### Exercise objective
Retype each line of the material below character for character, omitting the pictures.

-- START Data provided --

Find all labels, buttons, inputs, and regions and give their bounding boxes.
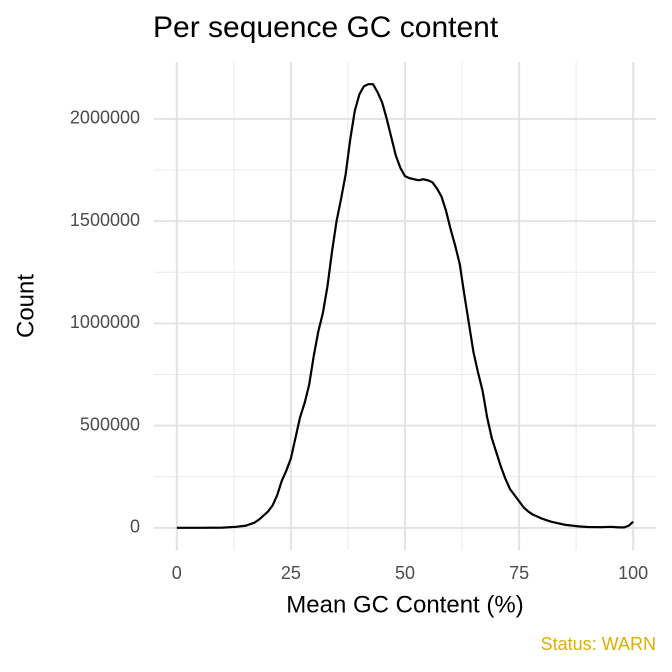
y-tick-label: 1500000: [70, 210, 140, 230]
data-line: [176, 83, 634, 529]
status-annotation: Status: WARN: [541, 634, 656, 654]
y-axis-label: Count: [12, 274, 39, 338]
chart-title: Per sequence GC content: [153, 11, 499, 44]
y-tick-label: 0: [130, 517, 140, 537]
y-tick-label: 500000: [80, 414, 140, 434]
x-axis-label: Mean GC Content (%): [286, 591, 523, 618]
x-tick-label: 100: [618, 563, 648, 583]
grid: [154, 62, 656, 550]
x-tick-label: 0: [172, 563, 182, 583]
x-tick-label: 25: [281, 563, 301, 583]
y-tick-label: 1000000: [70, 312, 140, 332]
x-tick-label: 75: [509, 563, 529, 583]
x-tick-label: 50: [395, 563, 415, 583]
y-tick-label: 2000000: [70, 108, 140, 128]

-- END Data provided --

### Worked answer
Find all labels, buttons, inputs, and regions and give their bounding boxes.
y-tick-label: 1500000: [70, 210, 140, 230]
data-line: [176, 83, 634, 529]
status-annotation: Status: WARN: [541, 634, 656, 654]
y-axis-label: Count: [12, 274, 39, 338]
chart-title: Per sequence GC content: [153, 11, 499, 44]
y-tick-label: 0: [130, 517, 140, 537]
y-tick-label: 500000: [80, 414, 140, 434]
x-axis-label: Mean GC Content (%): [286, 591, 523, 618]
x-tick-label: 100: [618, 563, 648, 583]
grid: [154, 62, 656, 550]
x-tick-label: 0: [172, 563, 182, 583]
x-tick-label: 25: [281, 563, 301, 583]
y-tick-label: 1000000: [70, 312, 140, 332]
x-tick-label: 75: [509, 563, 529, 583]
x-tick-label: 50: [395, 563, 415, 583]
y-tick-label: 2000000: [70, 108, 140, 128]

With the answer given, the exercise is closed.